**TASK REQUIREMENTS**: Count the lines below that contain the word "over", and reply with that number alone.

**LISTING**:
--------------------------------------------------
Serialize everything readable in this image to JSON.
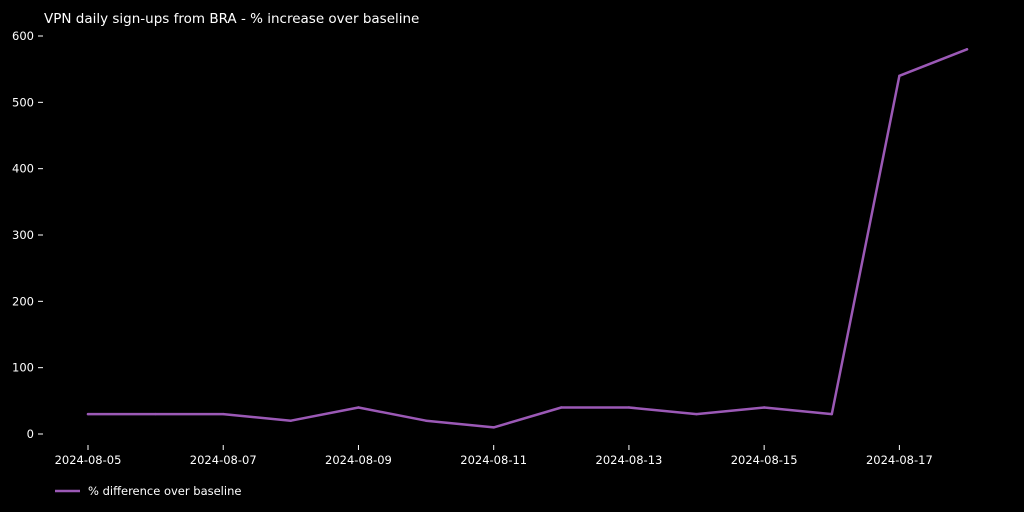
{
  "chart_data": {
    "type": "line",
    "title": "VPN daily sign-ups from BRA - % increase over baseline",
    "xlabel": "",
    "ylabel": "",
    "x": [
      "2024-08-05",
      "2024-08-06",
      "2024-08-07",
      "2024-08-08",
      "2024-08-09",
      "2024-08-10",
      "2024-08-11",
      "2024-08-12",
      "2024-08-13",
      "2024-08-14",
      "2024-08-15",
      "2024-08-16",
      "2024-08-17",
      "2024-08-18"
    ],
    "x_tick_labels": [
      "2024-08-05",
      "2024-08-07",
      "2024-08-09",
      "2024-08-11",
      "2024-08-13",
      "2024-08-15",
      "2024-08-17"
    ],
    "y_tick_labels": [
      "0",
      "100",
      "200",
      "300",
      "400",
      "500",
      "600"
    ],
    "ylim": [
      -20,
      600
    ],
    "grid": false,
    "legend_position": "bottom-left",
    "series": [
      {
        "name": "% difference over baseline",
        "color": "#9b59b6",
        "values": [
          30,
          30,
          30,
          20,
          40,
          20,
          10,
          40,
          40,
          30,
          40,
          30,
          540,
          580
        ]
      }
    ]
  }
}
--------------------------------------------------
**TASK OUTPUT**: 2